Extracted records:

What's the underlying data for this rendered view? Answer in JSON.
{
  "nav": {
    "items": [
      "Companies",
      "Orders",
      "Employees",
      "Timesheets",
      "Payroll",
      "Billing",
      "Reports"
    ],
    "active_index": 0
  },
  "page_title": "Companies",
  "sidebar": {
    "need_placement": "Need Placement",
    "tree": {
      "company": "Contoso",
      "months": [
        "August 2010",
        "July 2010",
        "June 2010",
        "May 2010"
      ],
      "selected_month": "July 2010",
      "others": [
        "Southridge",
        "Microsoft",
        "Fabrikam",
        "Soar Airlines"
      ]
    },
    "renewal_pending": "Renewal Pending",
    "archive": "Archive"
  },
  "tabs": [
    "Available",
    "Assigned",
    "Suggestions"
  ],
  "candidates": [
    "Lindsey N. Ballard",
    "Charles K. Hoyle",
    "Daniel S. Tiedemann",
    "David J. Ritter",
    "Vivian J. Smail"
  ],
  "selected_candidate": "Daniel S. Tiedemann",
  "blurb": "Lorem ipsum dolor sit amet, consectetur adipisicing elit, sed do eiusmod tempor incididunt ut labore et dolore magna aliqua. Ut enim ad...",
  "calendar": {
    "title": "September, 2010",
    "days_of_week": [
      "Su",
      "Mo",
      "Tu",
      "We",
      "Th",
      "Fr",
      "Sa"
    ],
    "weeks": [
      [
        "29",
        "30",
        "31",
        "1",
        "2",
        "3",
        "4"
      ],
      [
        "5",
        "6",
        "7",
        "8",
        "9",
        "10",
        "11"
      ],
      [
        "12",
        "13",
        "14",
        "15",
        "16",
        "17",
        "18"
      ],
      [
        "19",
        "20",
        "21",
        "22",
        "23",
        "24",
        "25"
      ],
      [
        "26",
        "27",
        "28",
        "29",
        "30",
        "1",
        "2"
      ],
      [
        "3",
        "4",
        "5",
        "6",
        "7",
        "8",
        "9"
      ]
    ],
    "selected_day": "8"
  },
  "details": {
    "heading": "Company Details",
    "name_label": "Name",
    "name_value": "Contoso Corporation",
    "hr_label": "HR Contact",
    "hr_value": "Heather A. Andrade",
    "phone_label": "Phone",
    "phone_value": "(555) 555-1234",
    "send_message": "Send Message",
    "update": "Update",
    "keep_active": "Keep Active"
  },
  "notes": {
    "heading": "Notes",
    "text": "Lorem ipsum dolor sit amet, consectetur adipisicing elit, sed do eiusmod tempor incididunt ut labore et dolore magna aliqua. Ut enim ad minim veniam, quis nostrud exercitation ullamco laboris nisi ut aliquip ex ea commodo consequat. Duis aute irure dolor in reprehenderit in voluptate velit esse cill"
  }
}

▶ **Given request**:
Quote all the records exactly, please, leaving none out.

▶ **Full answer**:
What's the underlying data for this rendered view? Answer in JSON.
{
  "nav": {
    "items": [
      "Companies",
      "Orders",
      "Employees",
      "Timesheets",
      "Payroll",
      "Billing",
      "Reports"
    ],
    "active_index": 0
  },
  "page_title": "Companies",
  "sidebar": {
    "need_placement": "Need Placement",
    "tree": {
      "company": "Contoso",
      "months": [
        "August 2010",
        "July 2010",
        "June 2010",
        "May 2010"
      ],
      "selected_month": "July 2010",
      "others": [
        "Southridge",
        "Microsoft",
        "Fabrikam",
        "Soar Airlines"
      ]
    },
    "renewal_pending": "Renewal Pending",
    "archive": "Archive"
  },
  "tabs": [
    "Available",
    "Assigned",
    "Suggestions"
  ],
  "candidates": [
    "Lindsey N. Ballard",
    "Charles K. Hoyle",
    "Daniel S. Tiedemann",
    "David J. Ritter",
    "Vivian J. Smail"
  ],
  "selected_candidate": "Daniel S. Tiedemann",
  "blurb": "Lorem ipsum dolor sit amet, consectetur adipisicing elit, sed do eiusmod tempor incididunt ut labore et dolore magna aliqua. Ut enim ad...",
  "calendar": {
    "title": "September, 2010",
    "days_of_week": [
      "Su",
      "Mo",
      "Tu",
      "We",
      "Th",
      "Fr",
      "Sa"
    ],
    "weeks": [
      [
        "29",
        "30",
        "31",
        "1",
        "2",
        "3",
        "4"
      ],
      [
        "5",
        "6",
        "7",
        "8",
        "9",
        "10",
        "11"
      ],
      [
        "12",
        "13",
        "14",
        "15",
        "16",
        "17",
        "18"
      ],
      [
        "19",
        "20",
        "21",
        "22",
        "23",
        "24",
        "25"
      ],
      [
        "26",
        "27",
        "28",
        "29",
        "30",
        "1",
        "2"
      ],
      [
        "3",
        "4",
        "5",
        "6",
        "7",
        "8",
        "9"
      ]
    ],
    "selected_day": "8"
  },
  "details": {
    "heading": "Company Details",
    "name_label": "Name",
    "name_value": "Contoso Corporation",
    "hr_label": "HR Contact",
    "hr_value": "Heather A. Andrade",
    "phone_label": "Phone",
    "phone_value": "(555) 555-1234",
    "send_message": "Send Message",
    "update": "Update",
    "keep_active": "Keep Active"
  },
  "notes": {
    "heading": "Notes",
    "text": "Lorem ipsum dolor sit amet, consectetur adipisicing elit, sed do eiusmod tempor incididunt ut labore et dolore magna aliqua. Ut enim ad minim veniam, quis nostrud exercitation ullamco laboris nisi ut aliquip ex ea commodo consequat. Duis aute irure dolor in reprehenderit in voluptate velit esse cill"
  }
}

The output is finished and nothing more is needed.